* _Task statement_
Using the entries that follow, collect the lines where the word "color" appears.
### Raw records
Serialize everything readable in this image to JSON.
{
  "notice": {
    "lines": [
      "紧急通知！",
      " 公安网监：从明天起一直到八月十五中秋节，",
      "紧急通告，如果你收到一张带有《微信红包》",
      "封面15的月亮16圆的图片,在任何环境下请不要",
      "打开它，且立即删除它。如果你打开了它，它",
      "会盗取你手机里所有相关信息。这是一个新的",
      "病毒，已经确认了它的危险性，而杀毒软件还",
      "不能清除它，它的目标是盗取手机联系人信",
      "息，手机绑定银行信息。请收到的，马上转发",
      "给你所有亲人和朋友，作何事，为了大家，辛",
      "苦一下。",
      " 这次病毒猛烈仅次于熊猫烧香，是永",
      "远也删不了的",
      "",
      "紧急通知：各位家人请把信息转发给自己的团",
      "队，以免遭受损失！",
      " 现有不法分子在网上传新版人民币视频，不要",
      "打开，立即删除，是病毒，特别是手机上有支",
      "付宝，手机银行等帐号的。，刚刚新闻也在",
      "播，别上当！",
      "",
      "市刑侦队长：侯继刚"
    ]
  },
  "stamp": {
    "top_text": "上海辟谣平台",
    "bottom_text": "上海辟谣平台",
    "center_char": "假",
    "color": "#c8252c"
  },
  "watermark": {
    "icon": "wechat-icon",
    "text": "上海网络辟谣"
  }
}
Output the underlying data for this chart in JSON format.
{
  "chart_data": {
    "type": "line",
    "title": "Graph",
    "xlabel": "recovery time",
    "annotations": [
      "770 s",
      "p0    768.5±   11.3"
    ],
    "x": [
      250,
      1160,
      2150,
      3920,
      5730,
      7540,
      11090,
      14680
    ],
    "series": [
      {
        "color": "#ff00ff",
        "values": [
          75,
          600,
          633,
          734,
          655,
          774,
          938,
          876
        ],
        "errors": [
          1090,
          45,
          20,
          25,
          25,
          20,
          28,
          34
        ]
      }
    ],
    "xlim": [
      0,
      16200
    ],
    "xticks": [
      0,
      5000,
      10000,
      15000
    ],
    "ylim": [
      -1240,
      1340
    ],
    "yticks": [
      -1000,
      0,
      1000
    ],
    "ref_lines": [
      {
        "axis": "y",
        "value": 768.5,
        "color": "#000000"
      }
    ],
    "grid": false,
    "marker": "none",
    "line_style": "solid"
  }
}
######
* _Written reply_
    "color": "#c8252c"
        "color": "#ff00ff",
        "color": "#000000"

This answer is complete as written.